━━ Entries supplied ━━

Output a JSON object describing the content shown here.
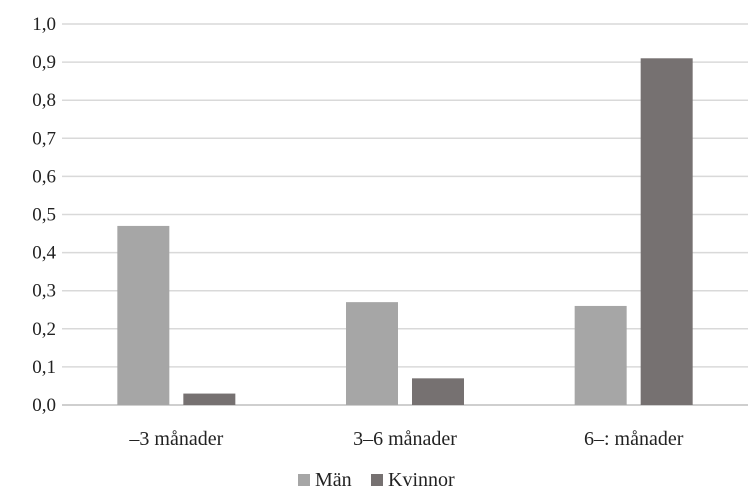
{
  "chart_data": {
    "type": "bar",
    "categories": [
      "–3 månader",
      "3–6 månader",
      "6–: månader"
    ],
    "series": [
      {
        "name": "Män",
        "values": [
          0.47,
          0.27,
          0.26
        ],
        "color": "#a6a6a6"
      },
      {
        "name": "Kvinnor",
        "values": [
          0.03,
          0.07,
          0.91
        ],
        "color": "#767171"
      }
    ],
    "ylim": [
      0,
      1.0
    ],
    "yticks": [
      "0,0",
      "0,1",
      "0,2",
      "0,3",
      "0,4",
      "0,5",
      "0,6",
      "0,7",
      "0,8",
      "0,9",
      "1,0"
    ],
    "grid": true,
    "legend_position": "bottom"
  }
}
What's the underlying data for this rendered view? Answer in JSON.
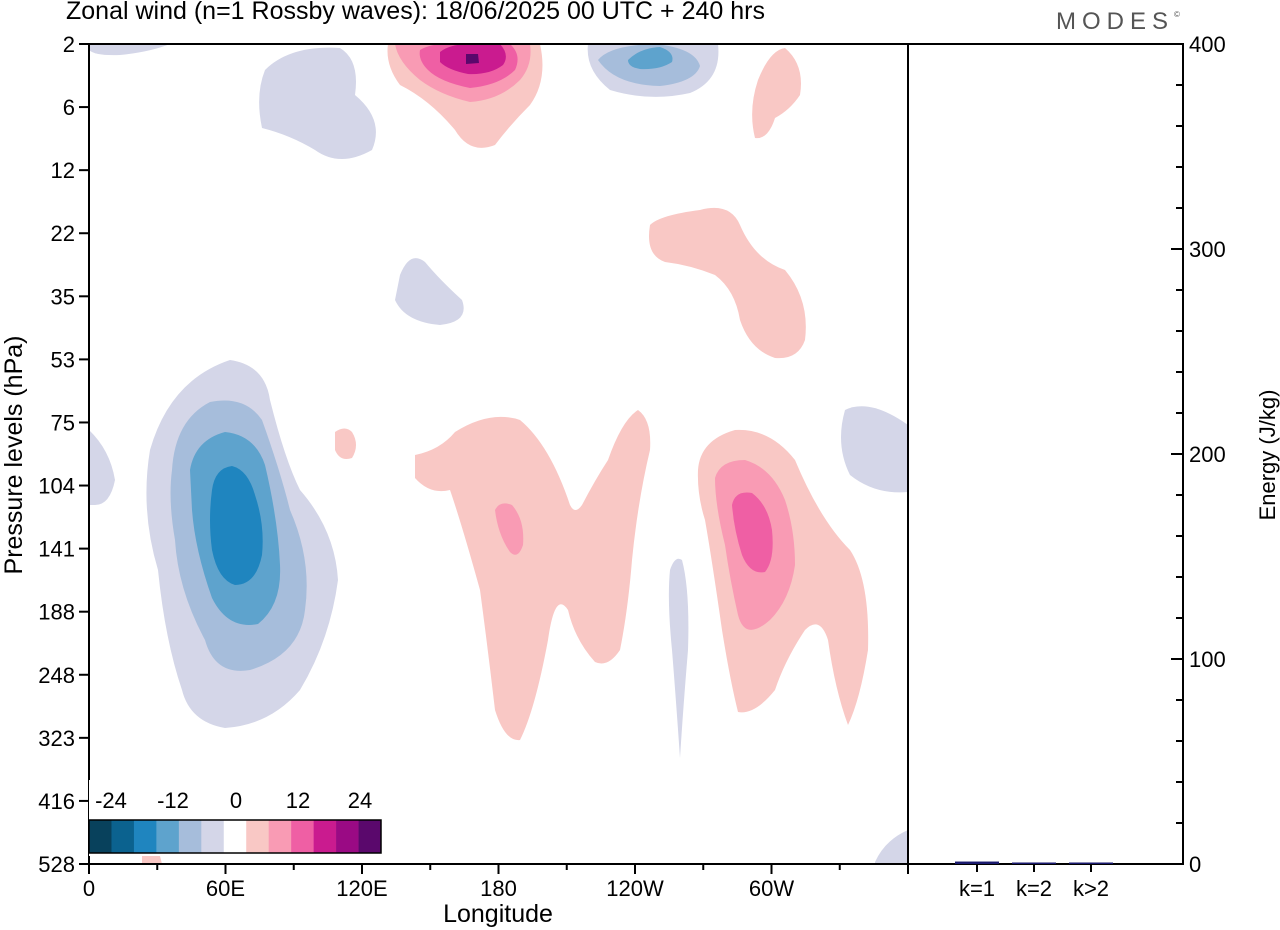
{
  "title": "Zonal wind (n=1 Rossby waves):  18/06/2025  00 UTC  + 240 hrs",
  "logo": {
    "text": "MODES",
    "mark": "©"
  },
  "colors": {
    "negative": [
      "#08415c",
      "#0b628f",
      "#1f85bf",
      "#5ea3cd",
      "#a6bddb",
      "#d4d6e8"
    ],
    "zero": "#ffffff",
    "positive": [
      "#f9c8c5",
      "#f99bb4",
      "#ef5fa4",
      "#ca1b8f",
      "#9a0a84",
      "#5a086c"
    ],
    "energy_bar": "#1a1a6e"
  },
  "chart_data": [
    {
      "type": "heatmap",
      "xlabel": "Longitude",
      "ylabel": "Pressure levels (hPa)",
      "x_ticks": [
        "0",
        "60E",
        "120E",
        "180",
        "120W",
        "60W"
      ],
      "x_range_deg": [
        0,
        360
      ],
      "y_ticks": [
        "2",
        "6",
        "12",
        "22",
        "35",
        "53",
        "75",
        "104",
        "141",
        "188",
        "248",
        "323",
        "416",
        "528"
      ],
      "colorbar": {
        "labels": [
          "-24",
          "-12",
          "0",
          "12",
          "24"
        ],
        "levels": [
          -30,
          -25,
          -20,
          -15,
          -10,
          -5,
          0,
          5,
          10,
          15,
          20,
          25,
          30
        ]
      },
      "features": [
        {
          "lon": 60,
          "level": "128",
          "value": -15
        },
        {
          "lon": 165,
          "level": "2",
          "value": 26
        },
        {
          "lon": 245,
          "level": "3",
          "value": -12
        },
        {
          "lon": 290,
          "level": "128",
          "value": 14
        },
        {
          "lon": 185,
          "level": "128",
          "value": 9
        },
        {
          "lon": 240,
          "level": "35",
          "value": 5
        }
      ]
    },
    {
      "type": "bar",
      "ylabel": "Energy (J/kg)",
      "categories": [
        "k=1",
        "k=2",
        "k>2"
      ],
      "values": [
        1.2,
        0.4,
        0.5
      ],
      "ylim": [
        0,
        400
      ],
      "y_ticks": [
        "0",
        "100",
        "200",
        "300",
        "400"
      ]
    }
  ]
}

━━━

| Instructions to follow |
Only lines with the word "JSON" are wanted, so copy each one from the records.

| Task result |
Output a JSON object describing the content shown here.
What's the underlying data for this rendered view? Answer in JSON.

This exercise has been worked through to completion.